● Information supplied
═══
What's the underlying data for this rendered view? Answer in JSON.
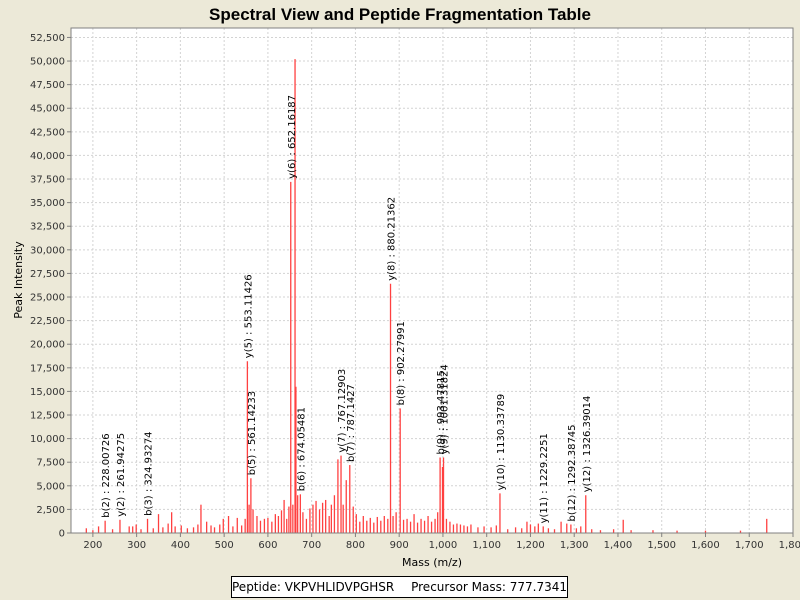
{
  "chart_data": {
    "type": "bar",
    "title": "Spectral View and Peptide Fragmentation Table",
    "xlabel": "Mass (m/z)",
    "ylabel": "Peak Intensity",
    "xlim": [
      150,
      1800
    ],
    "ylim": [
      0,
      53500
    ],
    "x_ticks": [
      200,
      300,
      400,
      500,
      600,
      700,
      800,
      900,
      1000,
      1100,
      1200,
      1300,
      1400,
      1500,
      1600,
      1700,
      1800
    ],
    "x_tick_labels": [
      "200",
      "300",
      "400",
      "500",
      "600",
      "700",
      "800",
      "900",
      "1,000",
      "1,100",
      "1,200",
      "1,300",
      "1,400",
      "1,500",
      "1,600",
      "1,700",
      "1,800"
    ],
    "y_ticks": [
      0,
      2500,
      5000,
      7500,
      10000,
      12500,
      15000,
      17500,
      20000,
      22500,
      25000,
      27500,
      30000,
      32500,
      35000,
      37500,
      40000,
      42500,
      45000,
      47500,
      50000,
      52500
    ],
    "y_tick_labels": [
      "0",
      "2,500",
      "5,000",
      "7,500",
      "10,000",
      "12,500",
      "15,000",
      "17,500",
      "20,000",
      "22,500",
      "25,000",
      "27,500",
      "30,000",
      "32,500",
      "35,000",
      "37,500",
      "40,000",
      "42,500",
      "45,000",
      "47,500",
      "50,000",
      "52,500"
    ],
    "grid": true,
    "series_color": "#ff4040",
    "peaks": [
      [
        185,
        500
      ],
      [
        200,
        300
      ],
      [
        213,
        700
      ],
      [
        228.0,
        1300
      ],
      [
        245,
        400
      ],
      [
        261.9,
        1400
      ],
      [
        283,
        700
      ],
      [
        291,
        700
      ],
      [
        299,
        900
      ],
      [
        310,
        400
      ],
      [
        324.9,
        1500
      ],
      [
        338,
        500
      ],
      [
        350,
        2000
      ],
      [
        360,
        600
      ],
      [
        372,
        1000
      ],
      [
        380,
        2200
      ],
      [
        388,
        700
      ],
      [
        402,
        800
      ],
      [
        416,
        500
      ],
      [
        430,
        600
      ],
      [
        440,
        900
      ],
      [
        447,
        3000
      ],
      [
        460,
        1200
      ],
      [
        470,
        800
      ],
      [
        478,
        600
      ],
      [
        490,
        900
      ],
      [
        498,
        1500
      ],
      [
        510,
        1800
      ],
      [
        520,
        700
      ],
      [
        530,
        1600
      ],
      [
        540,
        800
      ],
      [
        548,
        1500
      ],
      [
        553.1,
        18200
      ],
      [
        557,
        3000
      ],
      [
        561.1,
        5800
      ],
      [
        566,
        2500
      ],
      [
        575,
        1800
      ],
      [
        583,
        1300
      ],
      [
        592,
        1500
      ],
      [
        600,
        1600
      ],
      [
        609,
        1200
      ],
      [
        617,
        2000
      ],
      [
        624,
        1800
      ],
      [
        631,
        2400
      ],
      [
        637,
        3500
      ],
      [
        643,
        1500
      ],
      [
        648,
        2800
      ],
      [
        652.2,
        37200
      ],
      [
        657,
        3000
      ],
      [
        662,
        50200
      ],
      [
        664,
        15500
      ],
      [
        668,
        4000
      ],
      [
        674.1,
        4100
      ],
      [
        680,
        2200
      ],
      [
        688,
        1500
      ],
      [
        696,
        2600
      ],
      [
        703,
        3000
      ],
      [
        710,
        3400
      ],
      [
        718,
        2500
      ],
      [
        725,
        3200
      ],
      [
        732,
        3500
      ],
      [
        740,
        1800
      ],
      [
        745,
        3000
      ],
      [
        752,
        4000
      ],
      [
        760,
        7800
      ],
      [
        767.1,
        8200
      ],
      [
        772,
        3000
      ],
      [
        779,
        5600
      ],
      [
        787.1,
        7200
      ],
      [
        795,
        2800
      ],
      [
        802,
        2000
      ],
      [
        810,
        1200
      ],
      [
        818,
        1800
      ],
      [
        826,
        1300
      ],
      [
        834,
        1600
      ],
      [
        842,
        1100
      ],
      [
        850,
        1700
      ],
      [
        858,
        1300
      ],
      [
        866,
        1800
      ],
      [
        874,
        1500
      ],
      [
        880.2,
        26400
      ],
      [
        886,
        1800
      ],
      [
        893,
        2200
      ],
      [
        902.3,
        13200
      ],
      [
        910,
        1400
      ],
      [
        918,
        1500
      ],
      [
        926,
        1200
      ],
      [
        934,
        2000
      ],
      [
        942,
        1100
      ],
      [
        950,
        1500
      ],
      [
        958,
        1300
      ],
      [
        966,
        1800
      ],
      [
        974,
        1200
      ],
      [
        982,
        1500
      ],
      [
        988,
        2200
      ],
      [
        993.5,
        8000
      ],
      [
        999,
        7000
      ],
      [
        1001.3,
        8000
      ],
      [
        1008,
        1500
      ],
      [
        1016,
        1200
      ],
      [
        1024,
        900
      ],
      [
        1032,
        1000
      ],
      [
        1040,
        900
      ],
      [
        1048,
        800
      ],
      [
        1056,
        700
      ],
      [
        1064,
        900
      ],
      [
        1080,
        600
      ],
      [
        1094,
        700
      ],
      [
        1110,
        600
      ],
      [
        1122,
        800
      ],
      [
        1130.3,
        4200
      ],
      [
        1148,
        400
      ],
      [
        1166,
        600
      ],
      [
        1180,
        500
      ],
      [
        1192,
        1200
      ],
      [
        1200,
        900
      ],
      [
        1210,
        700
      ],
      [
        1218,
        1000
      ],
      [
        1229.2,
        700
      ],
      [
        1241,
        500
      ],
      [
        1255,
        400
      ],
      [
        1270,
        1200
      ],
      [
        1283,
        1000
      ],
      [
        1292.4,
        900
      ],
      [
        1305,
        500
      ],
      [
        1315,
        700
      ],
      [
        1326.4,
        4000
      ],
      [
        1340,
        400
      ],
      [
        1360,
        300
      ],
      [
        1390,
        400
      ],
      [
        1412,
        1400
      ],
      [
        1430,
        300
      ],
      [
        1480,
        300
      ],
      [
        1535,
        250
      ],
      [
        1600,
        250
      ],
      [
        1680,
        250
      ],
      [
        1740,
        1500
      ]
    ],
    "annotations": [
      {
        "mz": 228.0,
        "label": "b(2) : 228.00726",
        "anchor": 1300
      },
      {
        "mz": 261.9,
        "label": "y(2) : 261.94275",
        "anchor": 1400
      },
      {
        "mz": 324.9,
        "label": "b(3) : 324.93274",
        "anchor": 1500
      },
      {
        "mz": 553.1,
        "label": "y(5) : 553.11426",
        "anchor": 18200
      },
      {
        "mz": 561.1,
        "label": "b(5) : 561.14233",
        "anchor": 5800
      },
      {
        "mz": 652.2,
        "label": "y(6) : 652.16187",
        "anchor": 37200
      },
      {
        "mz": 674.1,
        "label": "b(6) : 674.05481",
        "anchor": 4100
      },
      {
        "mz": 767.1,
        "label": "y(7) : 767.12903",
        "anchor": 8200
      },
      {
        "mz": 787.1,
        "label": "b(7) : 787.1427",
        "anchor": 7200
      },
      {
        "mz": 880.2,
        "label": "y(8) : 880.21362",
        "anchor": 26400
      },
      {
        "mz": 902.3,
        "label": "b(8) : 902.27991",
        "anchor": 13200
      },
      {
        "mz": 993.5,
        "label": "b(9) : 993.47815",
        "anchor": 8000
      },
      {
        "mz": 1001.3,
        "label": "y(9) : 1001.31824",
        "anchor": 8000
      },
      {
        "mz": 1130.3,
        "label": "y(10) : 1130.33789",
        "anchor": 4200
      },
      {
        "mz": 1229.2,
        "label": "y(11) : 1229.2251",
        "anchor": 700
      },
      {
        "mz": 1292.4,
        "label": "b(12) : 1292.38745",
        "anchor": 900
      },
      {
        "mz": 1326.4,
        "label": "y(12) : 1326.39014",
        "anchor": 4000
      }
    ]
  },
  "legend": {
    "peptide_label": "Peptide: VKPVHLIDVPGHSR",
    "precursor_label": "Precursor Mass: 777.7341"
  }
}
═══
● Action item
Give back every line of the listing where the word "Mass" shows up.

● Your response
    "xlabel": "Mass (m/z)",
    "precursor_label": "Precursor Mass: 777.7341"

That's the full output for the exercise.